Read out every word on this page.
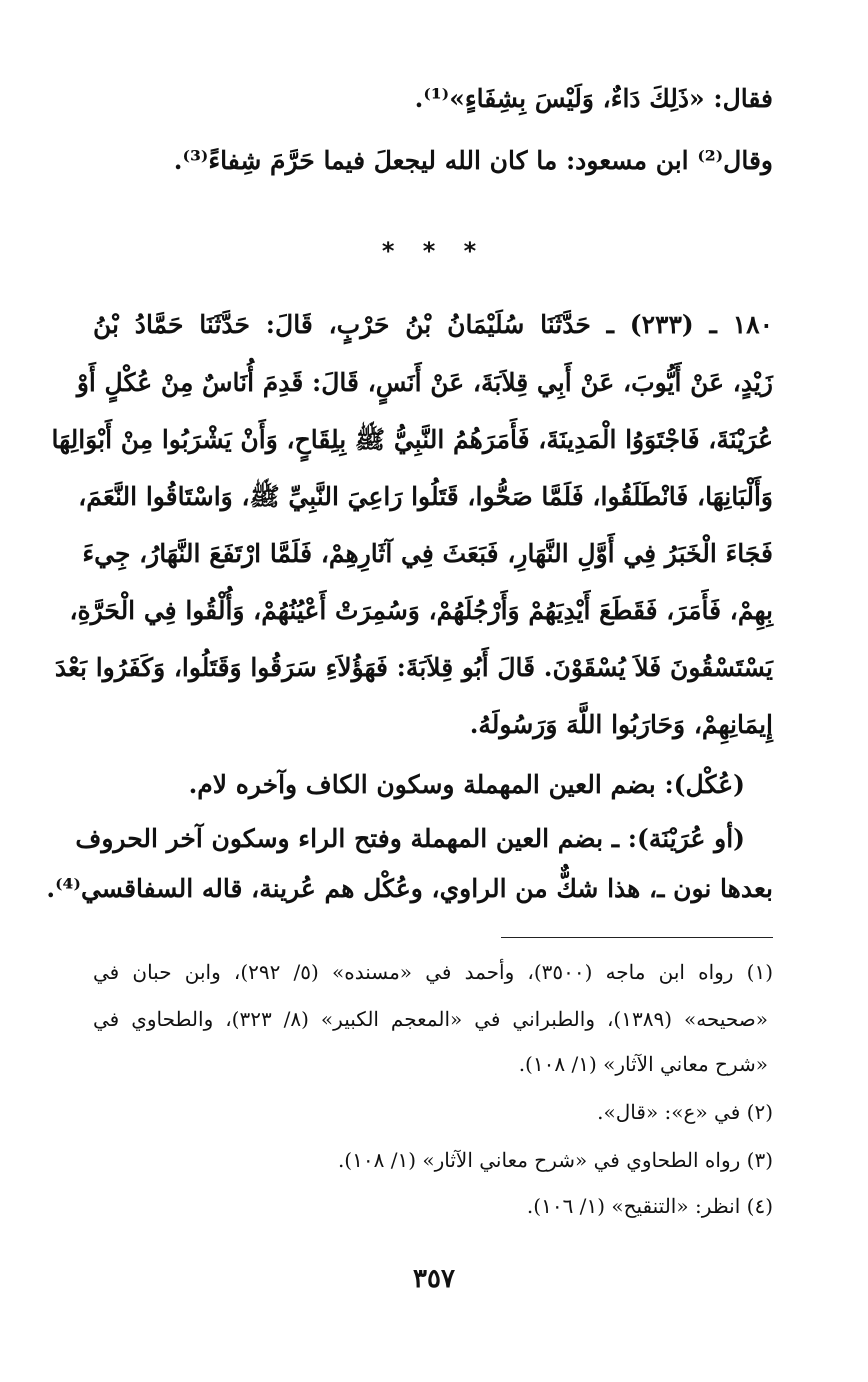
فقال: «ذَلِكَ دَاءٌ، وَلَيْسَ بِشِفَاءٍ»⁽¹⁾.
وقال⁽²⁾ ابن مسعود: ما كان الله ليجعلَ فيما حَرَّمَ شِفاءً⁽³⁾.
* * *
١٨٠ ـ (٢٣٣) ـ حَدَّثَنَا سُلَيْمَانُ بْنُ حَرْبٍ، قَالَ: حَدَّثَنَا حَمَّادُ بْنُ
زَيْدٍ، عَنْ أَيُّوبَ، عَنْ أَبِي قِلاَبَةَ، عَنْ أَنَسٍ، قَالَ: قَدِمَ أُنَاسٌ مِنْ عُكْلٍ أَوْ
عُرَيْنَةَ، فَاجْتَوَوُا الْمَدِينَةَ، فَأَمَرَهُمُ النَّبِيُّ ﷺ بِلِقَاحٍ، وَأَنْ يَشْرَبُوا مِنْ أَبْوَالِهَا
وَأَلْبَانِهَا، فَانْطَلَقُوا، فَلَمَّا صَحُّوا، قَتَلُوا رَاعِيَ النَّبِيِّ ﷺ، وَاسْتَاقُوا النَّعَمَ،
فَجَاءَ الْخَبَرُ فِي أَوَّلِ النَّهَارِ، فَبَعَثَ فِي آثَارِهِمْ، فَلَمَّا ارْتَفَعَ النَّهَارُ، جِيءَ
بِهِمْ، فَأَمَرَ، فَقَطَعَ أَيْدِيَهُمْ وَأَرْجُلَهُمْ، وَسُمِرَتْ أَعْيُنُهُمْ، وَأُلْقُوا فِي الْحَرَّةِ،
يَسْتَسْقُونَ فَلاَ يُسْقَوْنَ. قَالَ أَبُو قِلاَبَةَ: فَهَؤُلاَءِ سَرَقُوا وَقَتَلُوا، وَكَفَرُوا بَعْدَ
إِيمَانِهِمْ، وَحَارَبُوا اللَّهَ وَرَسُولَهُ.
(عُكْل): بضم العين المهملة وسكون الكاف وآخره لام.
(أو عُرَيْنَة): ـ بضم العين المهملة وفتح الراء وسكون آخر الحروف
بعدها نون ـ، هذا شكٌّ من الراوي، وعُكْل هم عُرينة، قاله السفاقسي⁽⁴⁾.
(١) رواه ابن ماجه (٣٥٠٠)، وأحمد في «مسنده» (٥/ ٢٩٢)، وابن حبان في
«صحيحه» (١٣٨٩)، والطبراني في «المعجم الكبير» (٨/ ٣٢٣)، والطحاوي في
«شرح معاني الآثار» (١/ ١٠٨).
(٢) في «ع»: «قال».
(٣) رواه الطحاوي في «شرح معاني الآثار» (١/ ١٠٨).
(٤) انظر: «التنقيح» (١/ ١٠٦).
٣٥٧
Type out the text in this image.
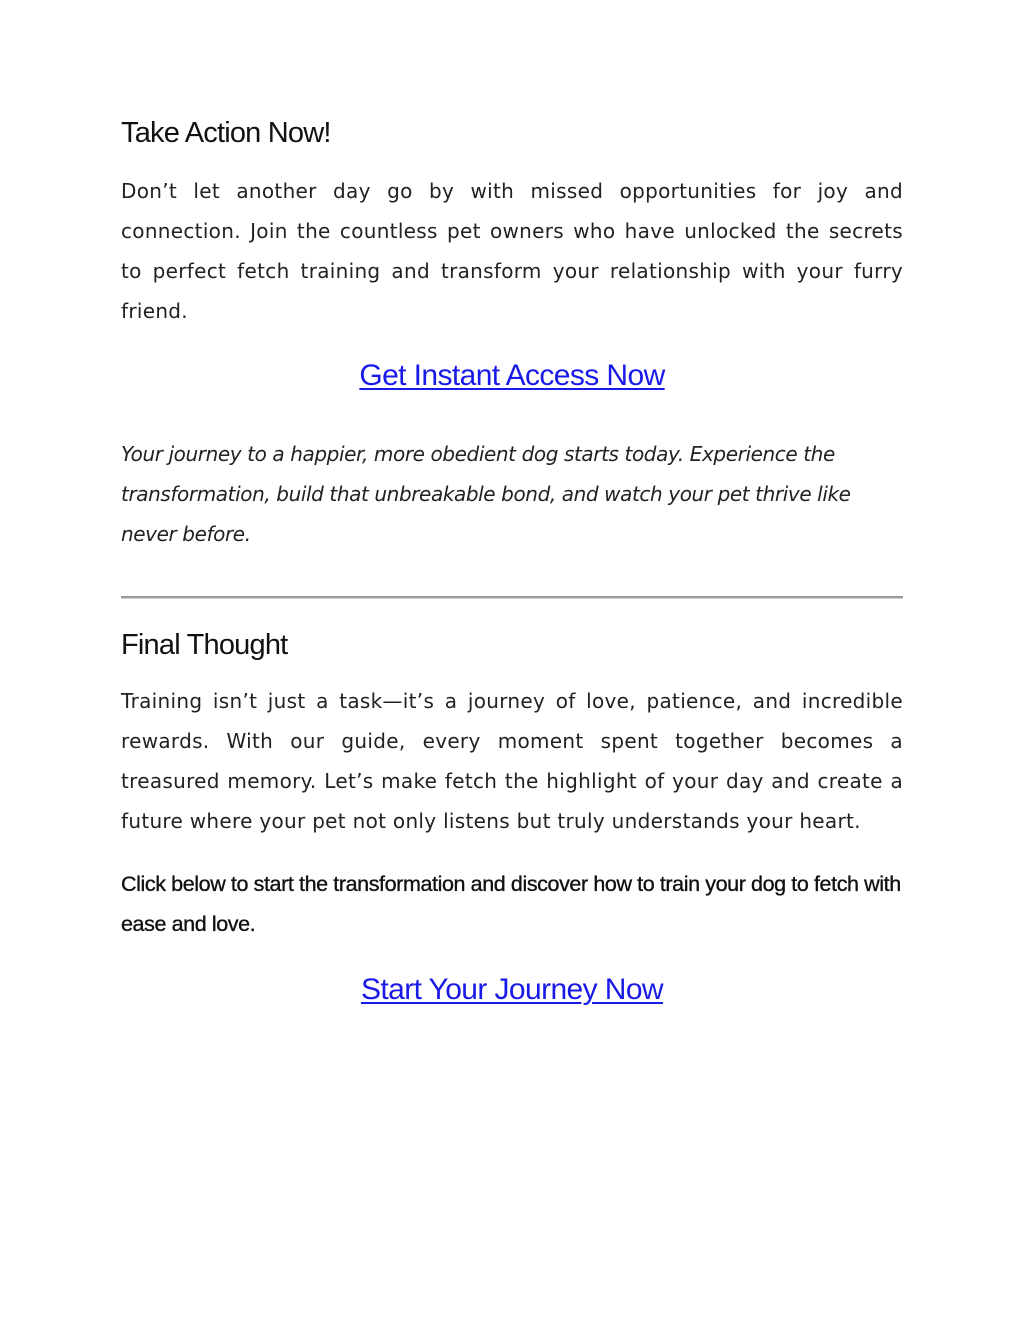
Take Action Now!

Don’t let another day go by with missed opportunities for joy and connection. Join the countless pet owners who have unlocked the secrets to perfect fetch training and transform your relationship with your furry friend.

Get Instant Access Now

Your journey to a happier, more obedient dog starts today. Experience the transformation, build that unbreakable bond, and watch your pet thrive like never before.

Final Thought

Training isn’t just a task—it’s a journey of love, patience, and incredible rewards. With our guide, every moment spent together becomes a treasured memory. Let’s make fetch the highlight of your day and create a future where your pet not only listens but truly understands your heart.

Click below to start the transformation and discover how to train your dog to fetch with ease and love.

Start Your Journey Now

***

-- TASK DIRECTIONS --
Where a line contains the string "every", extract that line.

-- EXPECTED ANSWER --
Read out every word on this page.
Training isn’t just a task—it’s a journey of love, patience, and incredible rewards. With our guide, every moment spent together becomes a treasured memory. Let’s make fetch the highlight of your day and create a future where your pet not only listens but truly understands your heart.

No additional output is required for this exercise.